* What this task involves *
Rewrite the lines below with every instance of "expand-arrow-right-icon" replaced by "chevron-right-icon", keeping everything else the same and omitting the pictures.

Spatial layout data:
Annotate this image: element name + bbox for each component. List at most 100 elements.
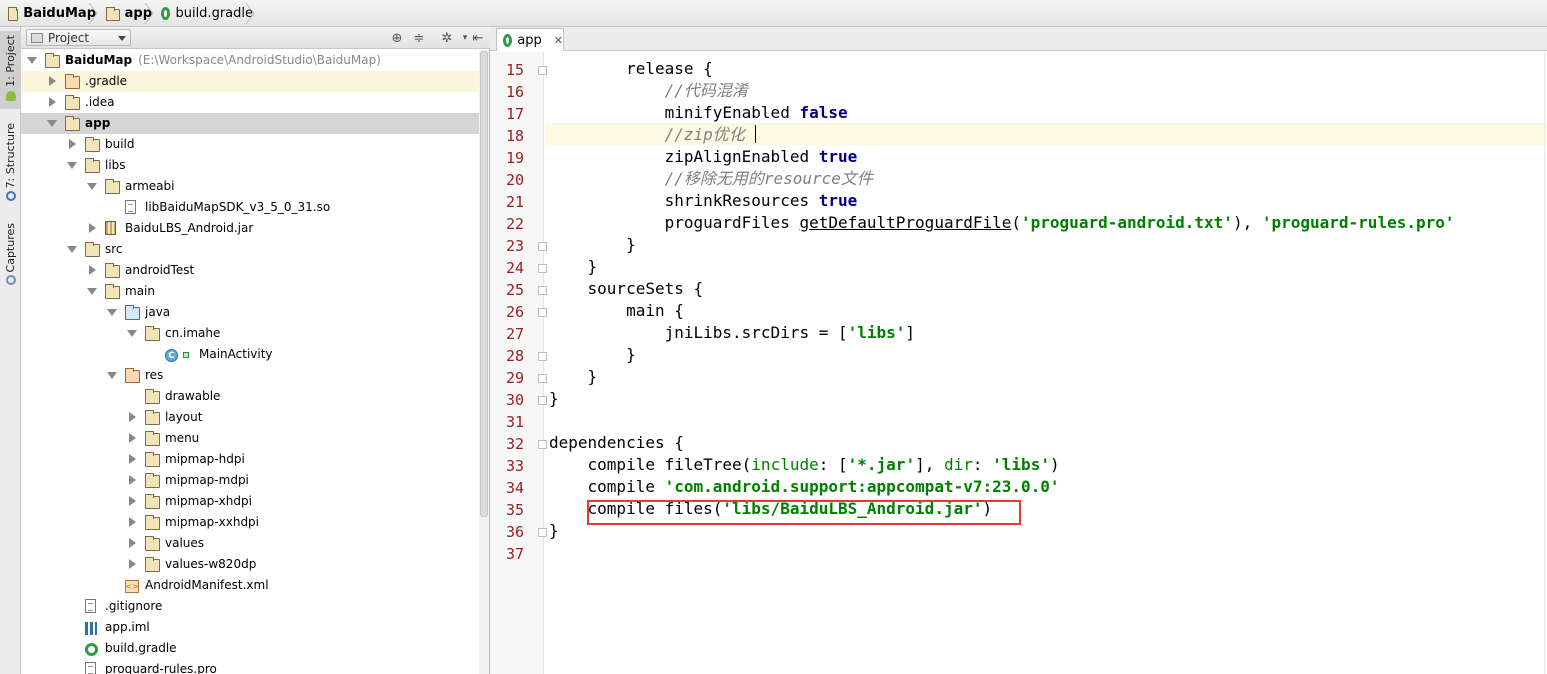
tree-node-label: .gradle [85, 74, 128, 88]
hide-panel-icon[interactable]: ⇤ [470, 30, 486, 46]
expand-arrow-right-icon[interactable] [129, 454, 136, 464]
tree-node[interactable]: proguard-rules.pro [21, 659, 479, 674]
tree-node[interactable]: mipmap-hdpi [21, 449, 479, 470]
collapse-all-icon[interactable]: ≑ [411, 30, 427, 46]
file-icon [125, 200, 136, 214]
expand-arrow-right-icon[interactable] [69, 139, 76, 149]
tree-node[interactable]: C MainActivity [21, 344, 479, 365]
gear-icon[interactable]: ✲ [439, 30, 455, 46]
expand-arrow-right-icon[interactable] [129, 433, 136, 443]
tree-node[interactable]: menu [21, 428, 479, 449]
expand-arrow-down-icon[interactable] [87, 183, 97, 190]
tree-node[interactable]: src [21, 239, 479, 260]
tree-node[interactable]: drawable [21, 386, 479, 407]
tree-node[interactable]: mipmap-xxhdpi [21, 512, 479, 533]
expand-arrow-right-icon[interactable] [129, 559, 136, 569]
code-line: main { [549, 300, 684, 322]
fold-marker-icon[interactable] [538, 286, 547, 295]
breadcrumb-app[interactable]: app [102, 3, 154, 24]
tree-node[interactable]: .gradle [21, 71, 479, 92]
tree-node[interactable]: layout [21, 407, 479, 428]
breadcrumb-baidumap[interactable]: BaiduMap [4, 3, 98, 24]
tree-node[interactable]: mipmap-mdpi [21, 470, 479, 491]
code-line: shrinkResources true [549, 190, 858, 212]
code-token: } [549, 521, 559, 540]
tree-node[interactable]: app [21, 113, 479, 134]
scroll-from-source-icon[interactable]: ⊕ [389, 30, 405, 46]
expand-arrow-right-icon[interactable] [89, 223, 96, 233]
tree-node[interactable]: values [21, 533, 479, 554]
code-line: proguardFiles getDefaultProguardFile('pr… [549, 212, 1455, 234]
expand-arrow-right-icon[interactable] [129, 538, 136, 548]
code-token: //代码混淆 [549, 81, 748, 100]
code-token: shrinkResources [549, 191, 819, 210]
tree-node[interactable]: build.gradle [21, 638, 479, 659]
expand-arrow-right-icon[interactable] [129, 496, 136, 506]
fold-marker-icon[interactable] [538, 528, 547, 537]
tree-node[interactable]: build [21, 134, 479, 155]
expand-arrow-down-icon[interactable] [127, 330, 137, 337]
project-tree: BaiduMap (E:\Workspace\AndroidStudio\Baid… [21, 50, 479, 674]
tree-node[interactable]: libBaiduMapSDK_v3_5_0_31.so [21, 197, 479, 218]
tree-node[interactable]: app.iml [21, 617, 479, 638]
tree-node[interactable]: res [21, 365, 479, 386]
class-icon: C [165, 349, 178, 362]
fold-marker-icon[interactable] [538, 264, 547, 273]
line-number: 22 [505, 215, 524, 233]
expand-arrow-down-icon[interactable] [107, 372, 117, 379]
tree-node[interactable]: java [21, 302, 479, 323]
tree-node-label: build [105, 137, 135, 151]
code-token: 'proguard-android.txt' [1021, 213, 1233, 232]
tree-node[interactable]: BaiduMap (E:\Workspace\AndroidStudio\Baid… [21, 50, 479, 71]
breadcrumb-build-gradle[interactable]: build.gradle [157, 3, 255, 24]
tree-node[interactable]: BaiduLBS_Android.jar [21, 218, 479, 239]
expand-arrow-right-icon[interactable] [129, 517, 136, 527]
expand-arrow-down-icon[interactable] [27, 57, 37, 64]
close-icon[interactable]: ✕ [554, 34, 563, 47]
code-token: 'libs' [992, 455, 1050, 474]
tab-structure-tool[interactable]: 7: Structure [0, 119, 21, 211]
tree-node[interactable]: androidTest [21, 260, 479, 281]
android-icon [5, 90, 16, 101]
fold-marker-icon[interactable] [538, 66, 547, 75]
fold-marker-icon[interactable] [538, 374, 547, 383]
code-token: 'libs' [847, 323, 906, 342]
fold-marker-icon[interactable] [538, 396, 547, 405]
tree-node[interactable]: .gitignore [21, 596, 479, 617]
project-view-select[interactable]: Project [26, 29, 131, 46]
code-token: //移除无用的resource文件 [549, 169, 873, 188]
tab-project-tool[interactable]: 1: Project [0, 31, 21, 109]
folder-icon [145, 326, 160, 341]
expand-arrow-down-icon[interactable] [67, 246, 77, 253]
tree-node[interactable]: armeabi [21, 176, 479, 197]
folder-icon [105, 284, 120, 299]
breadcrumb-label: build.gradle [175, 6, 253, 21]
tree-node[interactable]: cn.imahe [21, 323, 479, 344]
expand-arrow-down-icon[interactable] [87, 288, 97, 295]
fold-marker-icon[interactable] [538, 440, 547, 449]
expand-arrow-right-icon[interactable] [49, 76, 56, 86]
expand-arrow-down-icon[interactable] [107, 309, 117, 316]
line-number: 36 [505, 523, 524, 541]
expand-arrow-down-icon[interactable] [47, 120, 57, 127]
code-token: '*.jar' [847, 455, 916, 474]
fold-marker-icon[interactable] [538, 242, 547, 251]
expand-arrow-down-icon[interactable] [67, 162, 77, 169]
expand-arrow-right-icon[interactable] [129, 475, 136, 485]
tree-scrollbar-thumb[interactable] [480, 51, 488, 517]
expand-arrow-right-icon[interactable] [89, 265, 96, 275]
expand-arrow-right-icon[interactable] [129, 412, 136, 422]
tree-node[interactable]: values-w820dp [21, 554, 479, 575]
fold-marker-icon[interactable] [538, 308, 547, 317]
tab-captures-tool[interactable]: Captures [0, 219, 21, 289]
tree-node[interactable]: <> AndroidManifest.xml [21, 575, 479, 596]
tree-node[interactable]: libs [21, 155, 479, 176]
line-number: 20 [505, 171, 524, 189]
expand-arrow-right-icon[interactable] [49, 97, 56, 107]
tree-node[interactable]: mipmap-xhdpi [21, 491, 479, 512]
line-number: 28 [505, 347, 524, 365]
tree-node[interactable]: main [21, 281, 479, 302]
tree-node[interactable]: .idea [21, 92, 479, 113]
tab-app[interactable]: app ✕ [496, 28, 564, 51]
fold-marker-icon[interactable] [538, 352, 547, 361]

* Exercise solution *
Annotate this image: element name + bbox for each component. List at most 100 elements.
tree-node-label: .gradle [85, 74, 128, 88]
hide-panel-icon[interactable]: ⇤ [470, 30, 486, 46]
chevron-right-icon[interactable] [129, 454, 136, 464]
tree-node[interactable]: proguard-rules.pro [21, 659, 479, 674]
tree-node[interactable]: mipmap-hdpi [21, 449, 479, 470]
collapse-all-icon[interactable]: ≑ [411, 30, 427, 46]
file-icon [125, 200, 136, 214]
chevron-right-icon[interactable] [69, 139, 76, 149]
tree-node[interactable]: C MainActivity [21, 344, 479, 365]
gear-icon[interactable]: ✲ [439, 30, 455, 46]
chevron-right-icon[interactable] [129, 433, 136, 443]
tree-node[interactable]: menu [21, 428, 479, 449]
expand-arrow-down-icon[interactable] [87, 183, 97, 190]
tree-node[interactable]: src [21, 239, 479, 260]
tree-node[interactable]: drawable [21, 386, 479, 407]
tree-node[interactable]: mipmap-xxhdpi [21, 512, 479, 533]
chevron-right-icon[interactable] [129, 559, 136, 569]
code-line: main { [549, 300, 684, 322]
fold-marker-icon[interactable] [538, 286, 547, 295]
breadcrumb-app[interactable]: app [102, 3, 154, 24]
tree-node[interactable]: .gradle [21, 71, 479, 92]
tree-node[interactable]: layout [21, 407, 479, 428]
breadcrumb-baidumap[interactable]: BaiduMap [4, 3, 98, 24]
tree-node[interactable]: mipmap-mdpi [21, 470, 479, 491]
code-line: shrinkResources true [549, 190, 858, 212]
code-token: } [549, 521, 559, 540]
tree-node[interactable]: app [21, 113, 479, 134]
scroll-from-source-icon[interactable]: ⊕ [389, 30, 405, 46]
chevron-right-icon[interactable] [89, 223, 96, 233]
tree-node[interactable]: values [21, 533, 479, 554]
code-line: proguardFiles getDefaultProguardFile('pr… [549, 212, 1455, 234]
chevron-right-icon[interactable] [129, 538, 136, 548]
code-token: //代码混淆 [549, 81, 748, 100]
code-token: shrinkResources [549, 191, 819, 210]
tree-node[interactable]: build.gradle [21, 638, 479, 659]
chevron-right-icon[interactable] [129, 496, 136, 506]
fold-marker-icon[interactable] [538, 528, 547, 537]
tree-node[interactable]: build [21, 134, 479, 155]
expand-arrow-down-icon[interactable] [127, 330, 137, 337]
project-tree: BaiduMap (E:\Workspace\AndroidStudio\Baid… [21, 50, 479, 674]
tree-node[interactable]: libBaiduMapSDK_v3_5_0_31.so [21, 197, 479, 218]
tree-node[interactable]: app.iml [21, 617, 479, 638]
tree-node[interactable]: res [21, 365, 479, 386]
class-icon: C [165, 349, 178, 362]
fold-marker-icon[interactable] [538, 264, 547, 273]
line-number: 22 [505, 215, 524, 233]
expand-arrow-down-icon[interactable] [107, 372, 117, 379]
tree-node[interactable]: java [21, 302, 479, 323]
tree-node-label: build [105, 137, 135, 151]
code-token: 'proguard-android.txt' [1021, 213, 1233, 232]
tree-node[interactable]: BaiduMap (E:\Workspace\AndroidStudio\Baid… [21, 50, 479, 71]
breadcrumb-build-gradle[interactable]: build.gradle [157, 3, 255, 24]
tree-node[interactable]: BaiduLBS_Android.jar [21, 218, 479, 239]
chevron-right-icon[interactable] [129, 517, 136, 527]
expand-arrow-down-icon[interactable] [27, 57, 37, 64]
close-icon[interactable]: ✕ [554, 34, 563, 47]
code-token: 'libs' [992, 455, 1050, 474]
tab-structure-tool[interactable]: 7: Structure [0, 119, 21, 211]
tree-node[interactable]: androidTest [21, 260, 479, 281]
android-icon [5, 90, 16, 101]
fold-marker-icon[interactable] [538, 66, 547, 75]
fold-marker-icon[interactable] [538, 374, 547, 383]
code-token: 'libs' [847, 323, 906, 342]
fold-marker-icon[interactable] [538, 396, 547, 405]
tree-node[interactable]: .gitignore [21, 596, 479, 617]
project-view-select[interactable]: Project [26, 29, 131, 46]
code-token: //移除无用的resource文件 [549, 169, 873, 188]
tab-project-tool[interactable]: 1: Project [0, 31, 21, 109]
folder-icon [145, 326, 160, 341]
expand-arrow-down-icon[interactable] [67, 246, 77, 253]
tree-node[interactable]: armeabi [21, 176, 479, 197]
folder-icon [105, 284, 120, 299]
breadcrumb-label: build.gradle [175, 6, 253, 21]
tree-node[interactable]: cn.imahe [21, 323, 479, 344]
expand-arrow-down-icon[interactable] [87, 288, 97, 295]
fold-marker-icon[interactable] [538, 440, 547, 449]
chevron-right-icon[interactable] [49, 76, 56, 86]
expand-arrow-down-icon[interactable] [107, 309, 117, 316]
line-number: 36 [505, 523, 524, 541]
expand-arrow-down-icon[interactable] [47, 120, 57, 127]
code-token: '*.jar' [847, 455, 916, 474]
fold-marker-icon[interactable] [538, 242, 547, 251]
expand-arrow-down-icon[interactable] [67, 162, 77, 169]
chevron-right-icon[interactable] [129, 475, 136, 485]
tree-scrollbar-thumb[interactable] [480, 51, 488, 517]
chevron-right-icon[interactable] [89, 265, 96, 275]
chevron-right-icon[interactable] [129, 412, 136, 422]
tree-node[interactable]: values-w820dp [21, 554, 479, 575]
fold-marker-icon[interactable] [538, 308, 547, 317]
tab-captures-tool[interactable]: Captures [0, 219, 21, 289]
tree-node[interactable]: <> AndroidManifest.xml [21, 575, 479, 596]
tree-node[interactable]: libs [21, 155, 479, 176]
line-number: 20 [505, 171, 524, 189]
chevron-right-icon[interactable] [49, 97, 56, 107]
tree-node[interactable]: mipmap-xhdpi [21, 491, 479, 512]
line-number: 28 [505, 347, 524, 365]
tree-node[interactable]: main [21, 281, 479, 302]
tree-node[interactable]: .idea [21, 92, 479, 113]
tab-app[interactable]: app ✕ [496, 28, 564, 51]
fold-marker-icon[interactable] [538, 352, 547, 361]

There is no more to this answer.